TASK DATA:
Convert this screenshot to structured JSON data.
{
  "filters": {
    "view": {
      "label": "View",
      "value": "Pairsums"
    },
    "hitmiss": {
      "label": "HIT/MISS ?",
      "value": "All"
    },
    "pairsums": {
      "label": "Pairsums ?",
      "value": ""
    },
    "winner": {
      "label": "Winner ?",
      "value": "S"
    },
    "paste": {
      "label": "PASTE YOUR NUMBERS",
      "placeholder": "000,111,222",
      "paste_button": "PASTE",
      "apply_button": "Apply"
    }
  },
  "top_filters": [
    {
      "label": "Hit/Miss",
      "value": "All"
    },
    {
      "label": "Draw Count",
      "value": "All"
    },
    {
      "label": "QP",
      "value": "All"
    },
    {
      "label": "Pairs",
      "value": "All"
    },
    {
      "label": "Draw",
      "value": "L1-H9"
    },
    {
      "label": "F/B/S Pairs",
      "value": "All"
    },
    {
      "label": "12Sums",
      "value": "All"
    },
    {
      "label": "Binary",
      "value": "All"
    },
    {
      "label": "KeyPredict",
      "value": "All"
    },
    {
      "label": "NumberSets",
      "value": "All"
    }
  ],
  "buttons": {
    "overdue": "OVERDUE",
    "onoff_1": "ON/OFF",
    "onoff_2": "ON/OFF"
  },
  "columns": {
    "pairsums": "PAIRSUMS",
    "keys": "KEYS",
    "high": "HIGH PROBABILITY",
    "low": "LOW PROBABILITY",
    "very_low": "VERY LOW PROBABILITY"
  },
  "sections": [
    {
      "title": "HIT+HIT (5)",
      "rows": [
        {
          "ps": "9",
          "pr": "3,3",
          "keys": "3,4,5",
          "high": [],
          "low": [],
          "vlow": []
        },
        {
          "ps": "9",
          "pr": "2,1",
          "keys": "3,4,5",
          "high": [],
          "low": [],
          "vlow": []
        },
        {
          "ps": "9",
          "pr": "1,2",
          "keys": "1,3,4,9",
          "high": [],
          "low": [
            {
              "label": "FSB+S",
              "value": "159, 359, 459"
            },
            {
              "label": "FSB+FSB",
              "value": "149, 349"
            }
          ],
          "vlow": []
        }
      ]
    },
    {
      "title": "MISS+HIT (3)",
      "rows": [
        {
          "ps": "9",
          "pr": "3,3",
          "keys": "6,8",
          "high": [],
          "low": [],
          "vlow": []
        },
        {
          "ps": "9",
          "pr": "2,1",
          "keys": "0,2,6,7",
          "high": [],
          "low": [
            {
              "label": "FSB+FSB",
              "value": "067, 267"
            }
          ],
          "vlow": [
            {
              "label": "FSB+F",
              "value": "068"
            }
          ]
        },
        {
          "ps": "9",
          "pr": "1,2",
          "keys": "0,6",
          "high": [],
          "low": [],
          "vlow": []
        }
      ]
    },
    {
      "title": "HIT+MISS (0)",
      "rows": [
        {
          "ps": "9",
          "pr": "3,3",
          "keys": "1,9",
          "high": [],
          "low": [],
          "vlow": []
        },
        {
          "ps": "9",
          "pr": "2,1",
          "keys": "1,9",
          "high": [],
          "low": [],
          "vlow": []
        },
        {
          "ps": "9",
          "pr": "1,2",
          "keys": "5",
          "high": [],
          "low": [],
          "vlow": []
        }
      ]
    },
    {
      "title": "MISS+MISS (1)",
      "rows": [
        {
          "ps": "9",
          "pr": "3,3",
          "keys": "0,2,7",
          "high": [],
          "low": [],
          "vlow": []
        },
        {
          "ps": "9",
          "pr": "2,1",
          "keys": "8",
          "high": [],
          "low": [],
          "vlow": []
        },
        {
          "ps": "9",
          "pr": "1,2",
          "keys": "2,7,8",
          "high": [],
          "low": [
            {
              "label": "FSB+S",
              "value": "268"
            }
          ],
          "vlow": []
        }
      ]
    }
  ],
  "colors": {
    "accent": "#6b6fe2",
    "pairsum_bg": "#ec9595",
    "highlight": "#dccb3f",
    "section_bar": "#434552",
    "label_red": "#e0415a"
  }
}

TASK PROMPT: Repeat back the data above, exact to the last character.

RESPONSE TO THE EXERCISE:
Convert this screenshot to structured JSON data.
{
  "filters": {
    "view": {
      "label": "View",
      "value": "Pairsums"
    },
    "hitmiss": {
      "label": "HIT/MISS ?",
      "value": "All"
    },
    "pairsums": {
      "label": "Pairsums ?",
      "value": ""
    },
    "winner": {
      "label": "Winner ?",
      "value": "S"
    },
    "paste": {
      "label": "PASTE YOUR NUMBERS",
      "placeholder": "000,111,222",
      "paste_button": "PASTE",
      "apply_button": "Apply"
    }
  },
  "top_filters": [
    {
      "label": "Hit/Miss",
      "value": "All"
    },
    {
      "label": "Draw Count",
      "value": "All"
    },
    {
      "label": "QP",
      "value": "All"
    },
    {
      "label": "Pairs",
      "value": "All"
    },
    {
      "label": "Draw",
      "value": "L1-H9"
    },
    {
      "label": "F/B/S Pairs",
      "value": "All"
    },
    {
      "label": "12Sums",
      "value": "All"
    },
    {
      "label": "Binary",
      "value": "All"
    },
    {
      "label": "KeyPredict",
      "value": "All"
    },
    {
      "label": "NumberSets",
      "value": "All"
    }
  ],
  "buttons": {
    "overdue": "OVERDUE",
    "onoff_1": "ON/OFF",
    "onoff_2": "ON/OFF"
  },
  "columns": {
    "pairsums": "PAIRSUMS",
    "keys": "KEYS",
    "high": "HIGH PROBABILITY",
    "low": "LOW PROBABILITY",
    "very_low": "VERY LOW PROBABILITY"
  },
  "sections": [
    {
      "title": "HIT+HIT (5)",
      "rows": [
        {
          "ps": "9",
          "pr": "3,3",
          "keys": "3,4,5",
          "high": [],
          "low": [],
          "vlow": []
        },
        {
          "ps": "9",
          "pr": "2,1",
          "keys": "3,4,5",
          "high": [],
          "low": [],
          "vlow": []
        },
        {
          "ps": "9",
          "pr": "1,2",
          "keys": "1,3,4,9",
          "high": [],
          "low": [
            {
              "label": "FSB+S",
              "value": "159, 359, 459"
            },
            {
              "label": "FSB+FSB",
              "value": "149, 349"
            }
          ],
          "vlow": []
        }
      ]
    },
    {
      "title": "MISS+HIT (3)",
      "rows": [
        {
          "ps": "9",
          "pr": "3,3",
          "keys": "6,8",
          "high": [],
          "low": [],
          "vlow": []
        },
        {
          "ps": "9",
          "pr": "2,1",
          "keys": "0,2,6,7",
          "high": [],
          "low": [
            {
              "label": "FSB+FSB",
              "value": "067, 267"
            }
          ],
          "vlow": [
            {
              "label": "FSB+F",
              "value": "068"
            }
          ]
        },
        {
          "ps": "9",
          "pr": "1,2",
          "keys": "0,6",
          "high": [],
          "low": [],
          "vlow": []
        }
      ]
    },
    {
      "title": "HIT+MISS (0)",
      "rows": [
        {
          "ps": "9",
          "pr": "3,3",
          "keys": "1,9",
          "high": [],
          "low": [],
          "vlow": []
        },
        {
          "ps": "9",
          "pr": "2,1",
          "keys": "1,9",
          "high": [],
          "low": [],
          "vlow": []
        },
        {
          "ps": "9",
          "pr": "1,2",
          "keys": "5",
          "high": [],
          "low": [],
          "vlow": []
        }
      ]
    },
    {
      "title": "MISS+MISS (1)",
      "rows": [
        {
          "ps": "9",
          "pr": "3,3",
          "keys": "0,2,7",
          "high": [],
          "low": [],
          "vlow": []
        },
        {
          "ps": "9",
          "pr": "2,1",
          "keys": "8",
          "high": [],
          "low": [],
          "vlow": []
        },
        {
          "ps": "9",
          "pr": "1,2",
          "keys": "2,7,8",
          "high": [],
          "low": [
            {
              "label": "FSB+S",
              "value": "268"
            }
          ],
          "vlow": []
        }
      ]
    }
  ],
  "colors": {
    "accent": "#6b6fe2",
    "pairsum_bg": "#ec9595",
    "highlight": "#dccb3f",
    "section_bar": "#434552",
    "label_red": "#e0415a"
  }
}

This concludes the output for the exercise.